* _CONSIGNES ÉCRITES_
1. Recopiez l'extrait sur le film d'animation à partir des mots « C'est la démarche », en vous arrêtant après « aussi Zabou Breitman. ».
2. Pour chacune des affirmations suivantes, indiquez par oui ou par non si elle concorde avec l'extrait sur le film d'animation, puis citez les mots décisifs du passage.
(a) Les dialogues ont été enregistrés avant toute autre étape.
(b) Le film s'adresse à des enfants de moins de 13 ans.
(c) L'aquarelle atténue la couleur du sang.
3. Relevez toutes les phrases de l'extrait sur le film d'animation qui commencent par le mot « Je ».

* _EXTRAIT DU DOCUMENT_
Je me suis demandé si on avait pensé à eux avant ou après avoir dessiné les images. On jurerait que ce sont eux qui sont croqués ... et pour cause puisqu'effectivement Zabou Breitman a voulu enregistrer les dialogues avant toute chose. Et du coup Eléa Gobbé-Mévellec a fait en sorte que les images renforcent les émotions qui passaient déjà dans les mots.

C'est la démarche inverse de ce qui se fait en matière de doublage et cela donne un film qui est particulièrement vivant. Je voulais travailler "à l’envers" c’est à dire à l’endroit pour moi : l’émotion en premier.

Je ne filme pas ce que j'écris. Je filme ce que je vois. Je pense toujours en images, a dit aussi Zabou Breitman.

C'est un film d'animation, mais il est destiné à un public d'adultes (ou disons d'adolescents à partir de 13 ans). Le story-board s'appuie sur des faits qui s'inscrivent dans une réalité horrible et, même si l'aquarelle atténue la couleur du sang, les scènes de lapidation et d'assassinat sont poignantes.

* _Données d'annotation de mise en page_
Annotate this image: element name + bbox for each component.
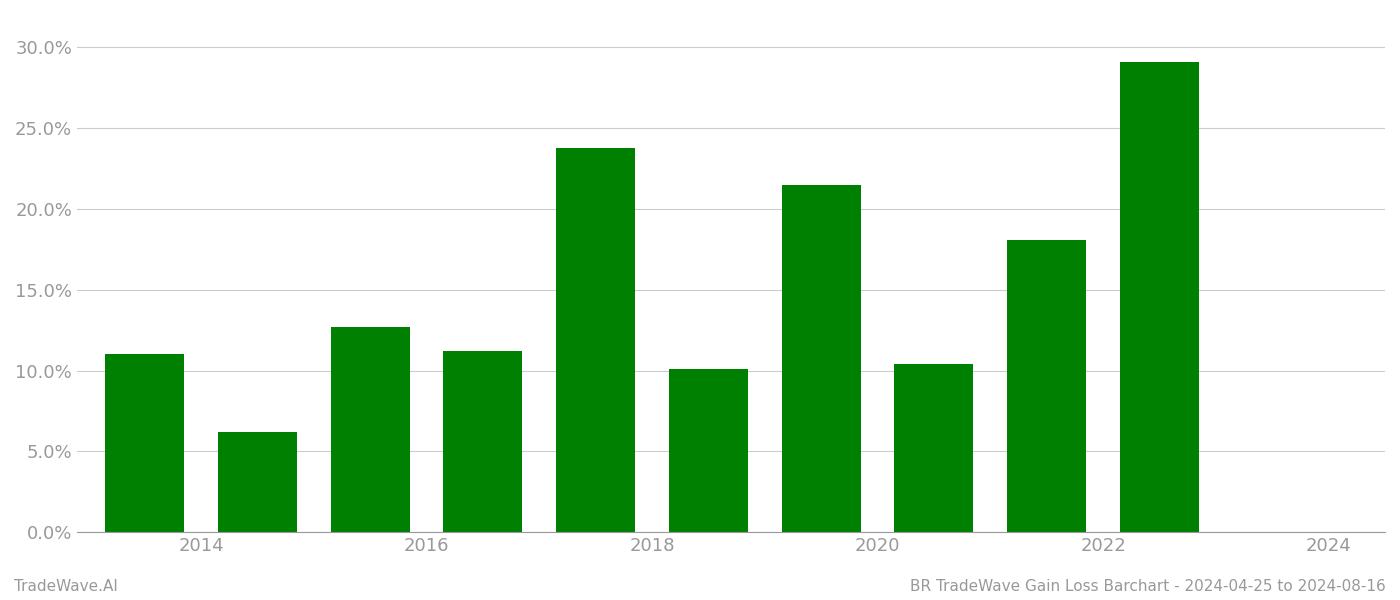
- Text: BR TradeWave Gain Loss Barchart - 2024-04-25 to 2024-08-16: BR TradeWave Gain Loss Barchart - 2024-0…: [910, 579, 1386, 594]
- Bar: [781, 185, 861, 532]
- Bar: [895, 364, 973, 532]
- Bar: [105, 355, 185, 532]
- Text: TradeWave.AI: TradeWave.AI: [14, 579, 118, 594]
- Bar: [444, 351, 522, 532]
- Bar: [218, 432, 297, 532]
- Bar: [556, 148, 636, 532]
- Bar: [1120, 62, 1198, 532]
- Bar: [330, 327, 410, 532]
- Bar: [1007, 239, 1086, 532]
- Bar: [669, 369, 748, 532]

* _CORRIGÉ_
1.
C'est la démarche inverse de ce qui se fait en matière de doublage et cela donne un film qui est particulièrement vivant. Je voulais travailler "à l’envers" c’est à dire à l’endroit pour moi : l’émotion en premier.

Je ne filme pas ce que j'écris. Je filme ce que je vois. Je pense toujours en images, a dit aussi Zabou Breitman.

2.
(a) Oui : « Zabou Breitman a voulu enregistrer les dialogues avant toute chose ».
(b) Non : « il est destiné à un public d'adultes (ou disons d'adolescents à partir de 13 ans) ».
(c) Oui : « même si l'aquarelle atténue la couleur du sang ».

3.
- Je me suis demandé si on avait pensé à eux avant ou après avoir dessiné les images.
- Je voulais travailler "à l’envers" c’est à dire à l’endroit pour moi : l’émotion en premier.
- Je ne filme pas ce que j'écris.
- Je filme ce que je vois.
- Je pense toujours en images, a dit aussi Zabou Breitman.